### TASK PROMPT:
Rewrite everything from the start of the lines down to the line containing "The rear wall 20 is at (977, 422).", swapping "chassis" for "frame" and leaving the rest as it is.

### RECORD SET:
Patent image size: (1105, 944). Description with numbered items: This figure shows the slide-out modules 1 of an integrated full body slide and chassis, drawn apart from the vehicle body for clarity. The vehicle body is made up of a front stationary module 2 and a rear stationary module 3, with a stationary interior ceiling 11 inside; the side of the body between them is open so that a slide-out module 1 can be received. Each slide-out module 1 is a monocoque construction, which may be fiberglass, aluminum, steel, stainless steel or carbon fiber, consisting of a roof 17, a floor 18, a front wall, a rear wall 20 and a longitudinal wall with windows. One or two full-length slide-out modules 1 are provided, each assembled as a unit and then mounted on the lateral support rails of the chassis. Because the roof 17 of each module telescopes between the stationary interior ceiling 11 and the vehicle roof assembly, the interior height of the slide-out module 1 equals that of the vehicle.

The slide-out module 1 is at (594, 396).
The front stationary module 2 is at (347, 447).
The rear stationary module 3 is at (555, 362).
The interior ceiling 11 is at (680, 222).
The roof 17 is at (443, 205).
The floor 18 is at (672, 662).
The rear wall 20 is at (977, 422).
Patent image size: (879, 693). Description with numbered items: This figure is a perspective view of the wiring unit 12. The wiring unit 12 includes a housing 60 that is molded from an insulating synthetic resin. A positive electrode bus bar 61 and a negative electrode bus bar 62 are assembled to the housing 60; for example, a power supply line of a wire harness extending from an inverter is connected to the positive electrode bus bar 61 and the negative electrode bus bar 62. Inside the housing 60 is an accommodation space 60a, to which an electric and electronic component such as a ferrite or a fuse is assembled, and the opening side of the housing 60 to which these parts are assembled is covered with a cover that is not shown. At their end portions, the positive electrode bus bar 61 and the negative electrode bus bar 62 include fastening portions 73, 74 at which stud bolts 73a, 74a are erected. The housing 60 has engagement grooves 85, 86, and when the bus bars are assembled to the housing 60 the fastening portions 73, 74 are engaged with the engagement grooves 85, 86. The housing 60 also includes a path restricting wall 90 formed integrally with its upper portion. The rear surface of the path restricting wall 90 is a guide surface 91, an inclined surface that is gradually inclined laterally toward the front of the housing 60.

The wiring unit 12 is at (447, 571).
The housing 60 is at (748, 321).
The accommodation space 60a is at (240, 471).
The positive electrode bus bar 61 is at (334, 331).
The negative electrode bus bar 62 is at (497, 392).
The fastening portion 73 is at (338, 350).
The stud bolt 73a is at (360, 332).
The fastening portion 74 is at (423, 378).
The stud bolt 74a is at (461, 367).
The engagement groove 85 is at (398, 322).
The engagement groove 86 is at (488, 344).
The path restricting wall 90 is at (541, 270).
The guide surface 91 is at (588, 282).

### EXPECTED OUTPUT:
Patent image size: (1105, 944). Description with numbered items: This figure shows the slide-out modules 1 of an integrated full body slide and frame, drawn apart from the vehicle body for clarity. The vehicle body is made up of a front stationary module 2 and a rear stationary module 3, with a stationary interior ceiling 11 inside; the side of the body between them is open so that a slide-out module 1 can be received. Each slide-out module 1 is a monocoque construction, which may be fiberglass, aluminum, steel, stainless steel or carbon fiber, consisting of a roof 17, a floor 18, a front wall, a rear wall 20 and a longitudinal wall with windows. One or two full-length slide-out modules 1 are provided, each assembled as a unit and then mounted on the lateral support rails of the frame. Because the roof 17 of each module telescopes between the stationary interior ceiling 11 and the vehicle roof assembly, the interior height of the slide-out module 1 equals that of the vehicle.

The slide-out module 1 is at (594, 396).
The front stationary module 2 is at (347, 447).
The rear stationary module 3 is at (555, 362).
The interior ceiling 11 is at (680, 222).
The roof 17 is at (443, 205).
The floor 18 is at (672, 662).
The rear wall 20 is at (977, 422).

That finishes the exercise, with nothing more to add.